-- START The records --

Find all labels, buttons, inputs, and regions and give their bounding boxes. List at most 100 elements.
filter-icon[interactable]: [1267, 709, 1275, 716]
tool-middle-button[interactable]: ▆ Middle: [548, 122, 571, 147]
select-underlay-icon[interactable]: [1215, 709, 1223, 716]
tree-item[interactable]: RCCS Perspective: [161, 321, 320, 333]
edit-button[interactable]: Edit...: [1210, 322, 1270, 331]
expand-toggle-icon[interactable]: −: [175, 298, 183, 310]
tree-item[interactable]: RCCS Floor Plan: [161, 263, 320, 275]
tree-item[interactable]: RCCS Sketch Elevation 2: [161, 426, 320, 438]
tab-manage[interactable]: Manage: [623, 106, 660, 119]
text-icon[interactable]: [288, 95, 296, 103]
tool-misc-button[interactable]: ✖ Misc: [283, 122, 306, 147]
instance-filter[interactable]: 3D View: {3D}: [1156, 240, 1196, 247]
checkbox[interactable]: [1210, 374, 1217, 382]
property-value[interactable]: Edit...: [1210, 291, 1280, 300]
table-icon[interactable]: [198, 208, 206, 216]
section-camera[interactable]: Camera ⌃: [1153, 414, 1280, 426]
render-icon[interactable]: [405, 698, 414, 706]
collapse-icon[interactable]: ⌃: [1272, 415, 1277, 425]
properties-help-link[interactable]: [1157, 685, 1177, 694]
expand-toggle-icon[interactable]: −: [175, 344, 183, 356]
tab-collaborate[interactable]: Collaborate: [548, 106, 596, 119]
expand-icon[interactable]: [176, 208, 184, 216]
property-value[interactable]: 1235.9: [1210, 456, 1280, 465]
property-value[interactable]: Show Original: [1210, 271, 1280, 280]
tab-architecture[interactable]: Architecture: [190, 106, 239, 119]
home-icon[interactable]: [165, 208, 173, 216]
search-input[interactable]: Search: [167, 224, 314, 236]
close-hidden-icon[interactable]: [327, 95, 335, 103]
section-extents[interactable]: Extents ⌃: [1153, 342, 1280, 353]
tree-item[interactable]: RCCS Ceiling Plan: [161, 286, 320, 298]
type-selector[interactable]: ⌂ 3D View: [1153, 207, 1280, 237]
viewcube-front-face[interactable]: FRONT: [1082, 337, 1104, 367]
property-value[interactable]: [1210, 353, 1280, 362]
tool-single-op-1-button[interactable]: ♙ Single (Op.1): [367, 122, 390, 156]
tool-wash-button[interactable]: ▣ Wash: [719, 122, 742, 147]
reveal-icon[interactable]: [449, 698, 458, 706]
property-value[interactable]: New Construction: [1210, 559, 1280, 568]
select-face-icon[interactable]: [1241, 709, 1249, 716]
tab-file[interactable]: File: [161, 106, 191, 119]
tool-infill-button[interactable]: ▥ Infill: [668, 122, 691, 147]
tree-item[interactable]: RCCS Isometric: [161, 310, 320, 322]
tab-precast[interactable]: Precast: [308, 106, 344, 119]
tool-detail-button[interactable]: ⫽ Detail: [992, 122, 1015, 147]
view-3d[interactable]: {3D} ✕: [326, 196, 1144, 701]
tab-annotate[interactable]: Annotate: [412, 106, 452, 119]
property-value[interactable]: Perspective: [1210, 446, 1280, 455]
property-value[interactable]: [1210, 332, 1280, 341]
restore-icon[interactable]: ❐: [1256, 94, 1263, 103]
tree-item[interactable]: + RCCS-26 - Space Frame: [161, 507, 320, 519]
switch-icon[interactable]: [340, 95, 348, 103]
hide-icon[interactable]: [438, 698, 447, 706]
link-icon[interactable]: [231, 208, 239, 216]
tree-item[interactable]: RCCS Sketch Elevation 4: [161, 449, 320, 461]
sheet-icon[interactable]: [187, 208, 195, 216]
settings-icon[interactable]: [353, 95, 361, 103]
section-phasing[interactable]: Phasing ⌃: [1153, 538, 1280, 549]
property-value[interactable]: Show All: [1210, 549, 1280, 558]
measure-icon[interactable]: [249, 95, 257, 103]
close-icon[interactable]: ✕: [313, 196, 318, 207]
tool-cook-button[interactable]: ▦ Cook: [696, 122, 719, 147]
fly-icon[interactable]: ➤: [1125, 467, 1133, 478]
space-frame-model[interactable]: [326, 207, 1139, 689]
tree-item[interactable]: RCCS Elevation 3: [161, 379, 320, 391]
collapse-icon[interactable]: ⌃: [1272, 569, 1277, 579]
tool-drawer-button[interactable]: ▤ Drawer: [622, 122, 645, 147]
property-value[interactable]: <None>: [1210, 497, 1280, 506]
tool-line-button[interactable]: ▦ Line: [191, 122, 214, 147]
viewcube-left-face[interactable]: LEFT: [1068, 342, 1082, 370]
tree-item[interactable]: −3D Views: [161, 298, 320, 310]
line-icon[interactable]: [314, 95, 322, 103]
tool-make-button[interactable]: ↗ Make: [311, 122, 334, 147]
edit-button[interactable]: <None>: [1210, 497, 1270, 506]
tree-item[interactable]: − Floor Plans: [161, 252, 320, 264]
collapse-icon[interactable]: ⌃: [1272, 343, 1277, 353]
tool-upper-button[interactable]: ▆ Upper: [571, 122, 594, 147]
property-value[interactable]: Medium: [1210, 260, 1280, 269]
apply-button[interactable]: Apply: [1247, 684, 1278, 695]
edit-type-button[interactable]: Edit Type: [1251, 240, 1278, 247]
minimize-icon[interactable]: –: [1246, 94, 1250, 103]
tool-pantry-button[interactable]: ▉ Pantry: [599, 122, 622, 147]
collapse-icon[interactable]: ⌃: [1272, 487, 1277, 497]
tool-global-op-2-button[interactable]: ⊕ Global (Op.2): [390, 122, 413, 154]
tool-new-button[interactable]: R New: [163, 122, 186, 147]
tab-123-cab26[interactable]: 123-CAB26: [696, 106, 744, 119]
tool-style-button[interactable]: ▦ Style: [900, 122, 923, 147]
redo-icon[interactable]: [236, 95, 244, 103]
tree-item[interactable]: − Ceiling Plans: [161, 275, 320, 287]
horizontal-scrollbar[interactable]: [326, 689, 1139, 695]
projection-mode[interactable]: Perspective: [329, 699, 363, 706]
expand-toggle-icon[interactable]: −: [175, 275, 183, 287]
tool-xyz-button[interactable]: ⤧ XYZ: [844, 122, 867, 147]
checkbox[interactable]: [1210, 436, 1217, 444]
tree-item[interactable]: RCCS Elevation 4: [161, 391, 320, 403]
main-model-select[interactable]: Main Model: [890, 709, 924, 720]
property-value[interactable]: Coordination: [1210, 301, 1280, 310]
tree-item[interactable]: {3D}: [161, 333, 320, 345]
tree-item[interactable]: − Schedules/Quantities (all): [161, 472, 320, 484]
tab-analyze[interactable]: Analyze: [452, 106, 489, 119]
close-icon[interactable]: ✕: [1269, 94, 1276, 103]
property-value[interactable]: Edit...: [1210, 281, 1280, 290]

-- END The records --

Written exercise: Arrange every line of the material above as a JSON list of strings, one string per line, omitting blank lines.

Expected answer:
[
  "Find all labels, buttons, inputs, and regions and give their bounding boxes. List at most 100 elements.",
  "filter-icon[interactable]: [1267, 709, 1275, 716]",
  "tool-middle-button[interactable]: ▆ Middle: [548, 122, 571, 147]",
  "select-underlay-icon[interactable]: [1215, 709, 1223, 716]",
  "tree-item[interactable]: RCCS Perspective: [161, 321, 320, 333]",
  "edit-button[interactable]: Edit...: [1210, 322, 1270, 331]",
  "expand-toggle-icon[interactable]: −: [175, 298, 183, 310]",
  "tree-item[interactable]: RCCS Floor Plan: [161, 263, 320, 275]",
  "tree-item[interactable]: RCCS Sketch Elevation 2: [161, 426, 320, 438]",
  "tab-manage[interactable]: Manage: [623, 106, 660, 119]",
  "text-icon[interactable]: [288, 95, 296, 103]",
  "tool-misc-button[interactable]: ✖ Misc: [283, 122, 306, 147]",
  "instance-filter[interactable]: 3D View: {3D}: [1156, 240, 1196, 247]",
  "checkbox[interactable]: [1210, 374, 1217, 382]",
  "property-value[interactable]: Edit...: [1210, 291, 1280, 300]",
  "table-icon[interactable]: [198, 208, 206, 216]",
  "section-camera[interactable]: Camera ⌃: [1153, 414, 1280, 426]",
  "render-icon[interactable]: [405, 698, 414, 706]",
  "collapse-icon[interactable]: ⌃: [1272, 415, 1277, 425]",
  "properties-help-link[interactable]: [1157, 685, 1177, 694]",
  "expand-toggle-icon[interactable]: −: [175, 344, 183, 356]",
  "tab-collaborate[interactable]: Collaborate: [548, 106, 596, 119]",
  "expand-icon[interactable]: [176, 208, 184, 216]",
  "property-value[interactable]: 1235.9: [1210, 456, 1280, 465]",
  "property-value[interactable]: Show Original: [1210, 271, 1280, 280]",
  "tab-architecture[interactable]: Architecture: [190, 106, 239, 119]",
  "home-icon[interactable]: [165, 208, 173, 216]",
  "search-input[interactable]: Search: [167, 224, 314, 236]",
  "close-hidden-icon[interactable]: [327, 95, 335, 103]",
  "section-extents[interactable]: Extents ⌃: [1153, 342, 1280, 353]",
  "tree-item[interactable]: RCCS Ceiling Plan: [161, 286, 320, 298]",
  "type-selector[interactable]: ⌂ 3D View: [1153, 207, 1280, 237]",
  "viewcube-front-face[interactable]: FRONT: [1082, 337, 1104, 367]",
  "property-value[interactable]: [1210, 353, 1280, 362]",
  "tool-single-op-1-button[interactable]: ♙ Single (Op.1): [367, 122, 390, 156]",
  "tool-wash-button[interactable]: ▣ Wash: [719, 122, 742, 147]",
  "reveal-icon[interactable]: [449, 698, 458, 706]",
  "property-value[interactable]: New Construction: [1210, 559, 1280, 568]",
  "select-face-icon[interactable]: [1241, 709, 1249, 716]",
  "tab-file[interactable]: File: [161, 106, 191, 119]",
  "tool-infill-button[interactable]: ▥ Infill: [668, 122, 691, 147]",
  "tree-item[interactable]: RCCS Isometric: [161, 310, 320, 322]",
  "tab-precast[interactable]: Precast: [308, 106, 344, 119]",
  "tool-detail-button[interactable]: ⫽ Detail: [992, 122, 1015, 147]",
  "view-3d[interactable]: {3D} ✕: [326, 196, 1144, 701]",
  "tab-annotate[interactable]: Annotate: [412, 106, 452, 119]",
  "property-value[interactable]: Perspective: [1210, 446, 1280, 455]",
  "property-value[interactable]: [1210, 332, 1280, 341]",
  "restore-icon[interactable]: ❐: [1256, 94, 1263, 103]",
  "tree-item[interactable]: + RCCS-26 - Space Frame: [161, 507, 320, 519]",
  "switch-icon[interactable]: [340, 95, 348, 103]",
  "hide-icon[interactable]: [438, 698, 447, 706]",
  "link-icon[interactable]: [231, 208, 239, 216]",
  "tree-item[interactable]: RCCS Sketch Elevation 4: [161, 449, 320, 461]",
  "sheet-icon[interactable]: [187, 208, 195, 216]",
  "settings-icon[interactable]: [353, 95, 361, 103]",
  "section-phasing[interactable]: Phasing ⌃: [1153, 538, 1280, 549]",
  "property-value[interactable]: Show All: [1210, 549, 1280, 558]",
  "measure-icon[interactable]: [249, 95, 257, 103]",
  "close-icon[interactable]: ✕: [313, 196, 318, 207]",
  "tool-cook-button[interactable]: ▦ Cook: [696, 122, 719, 147]",
  "fly-icon[interactable]: ➤: [1125, 467, 1133, 478]",
  "space-frame-model[interactable]: [326, 207, 1139, 689]",
  "tree-item[interactable]: RCCS Elevation 3: [161, 379, 320, 391]",
  "collapse-icon[interactable]: ⌃: [1272, 569, 1277, 579]",
  "tool-drawer-button[interactable]: ▤ Drawer: [622, 122, 645, 147]",
  "property-value[interactable]: <None>: [1210, 497, 1280, 506]",
  "tool-line-button[interactable]: ▦ Line: [191, 122, 214, 147]",
  "viewcube-left-face[interactable]: LEFT: [1068, 342, 1082, 370]",
  "tree-item[interactable]: −3D Views: [161, 298, 320, 310]",
  "line-icon[interactable]: [314, 95, 322, 103]",
  "tool-make-button[interactable]: ↗ Make: [311, 122, 334, 147]",
  "edit-button[interactable]: <None>: [1210, 497, 1270, 506]",
  "tree-item[interactable]: − Floor Plans: [161, 252, 320, 264]",
  "collapse-icon[interactable]: ⌃: [1272, 343, 1277, 353]",
  "tool-upper-button[interactable]: ▆ Upper: [571, 122, 594, 147]",
  "property-value[interactable]: Medium: [1210, 260, 1280, 269]",
  "apply-button[interactable]: Apply: [1247, 684, 1278, 695]",
  "edit-type-button[interactable]: Edit Type: [1251, 240, 1278, 247]",
  "minimize-icon[interactable]: –: [1246, 94, 1250, 103]",
  "tool-pantry-button[interactable]: ▉ Pantry: [599, 122, 622, 147]",
  "collapse-icon[interactable]: ⌃: [1272, 487, 1277, 497]",
  "tool-global-op-2-button[interactable]: ⊕ Global (Op.2): [390, 122, 413, 154]",
  "tool-new-button[interactable]: R New: [163, 122, 186, 147]",
  "tab-123-cab26[interactable]: 123-CAB26: [696, 106, 744, 119]",
  "tool-style-button[interactable]: ▦ Style: [900, 122, 923, 147]",
  "redo-icon[interactable]: [236, 95, 244, 103]",
  "tree-item[interactable]: − Ceiling Plans: [161, 275, 320, 287]",
  "horizontal-scrollbar[interactable]: [326, 689, 1139, 695]",
  "projection-mode[interactable]: Perspective: [329, 699, 363, 706]",
  "expand-toggle-icon[interactable]: −: [175, 275, 183, 287]",
  "tool-xyz-button[interactable]: ⤧ XYZ: [844, 122, 867, 147]",
  "checkbox[interactable]: [1210, 436, 1217, 444]",
  "tree-item[interactable]: RCCS Elevation 4: [161, 391, 320, 403]",
  "main-model-select[interactable]: Main Model: [890, 709, 924, 720]",
  "property-value[interactable]: Coordination: [1210, 301, 1280, 310]",
  "tree-item[interactable]: {3D}: [161, 333, 320, 345]",
  "tree-item[interactable]: − Schedules/Quantities (all): [161, 472, 320, 484]",
  "tab-analyze[interactable]: Analyze: [452, 106, 489, 119]",
  "close-icon[interactable]: ✕: [1269, 94, 1276, 103]",
  "property-value[interactable]: Edit...: [1210, 281, 1280, 290]"
]